_Work required_:
Quote the records that follow in full and exactly; leave out the pictures.

_Provided data_:
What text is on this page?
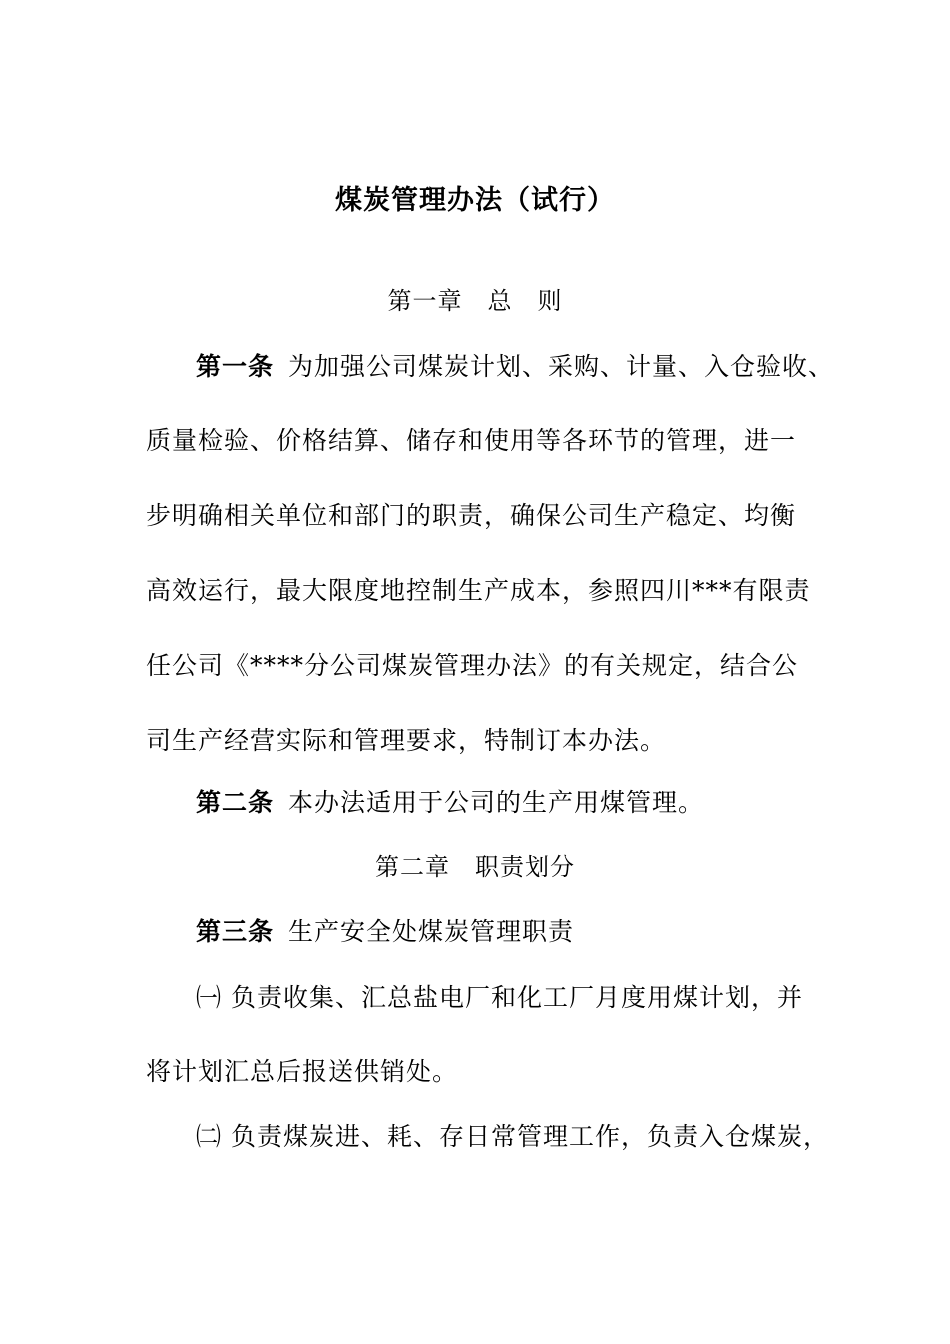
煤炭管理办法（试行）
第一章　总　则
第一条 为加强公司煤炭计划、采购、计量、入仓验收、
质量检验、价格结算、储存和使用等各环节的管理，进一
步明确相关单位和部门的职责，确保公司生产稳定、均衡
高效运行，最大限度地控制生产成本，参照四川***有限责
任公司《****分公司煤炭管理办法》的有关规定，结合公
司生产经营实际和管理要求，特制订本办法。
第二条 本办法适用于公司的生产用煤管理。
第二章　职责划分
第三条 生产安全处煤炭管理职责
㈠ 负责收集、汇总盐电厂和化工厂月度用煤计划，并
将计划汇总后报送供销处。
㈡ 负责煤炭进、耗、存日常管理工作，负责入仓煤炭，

_Full output_:
What text is on this page?
煤炭管理办法（试行）
第一章　总　则
第一条 为加强公司煤炭计划、采购、计量、入仓验收、
质量检验、价格结算、储存和使用等各环节的管理，进一
步明确相关单位和部门的职责，确保公司生产稳定、均衡
高效运行，最大限度地控制生产成本，参照四川***有限责
任公司《****分公司煤炭管理办法》的有关规定，结合公
司生产经营实际和管理要求，特制订本办法。
第二条 本办法适用于公司的生产用煤管理。
第二章　职责划分
第三条 生产安全处煤炭管理职责
㈠ 负责收集、汇总盐电厂和化工厂月度用煤计划，并
将计划汇总后报送供销处。
㈡ 负责煤炭进、耗、存日常管理工作，负责入仓煤炭，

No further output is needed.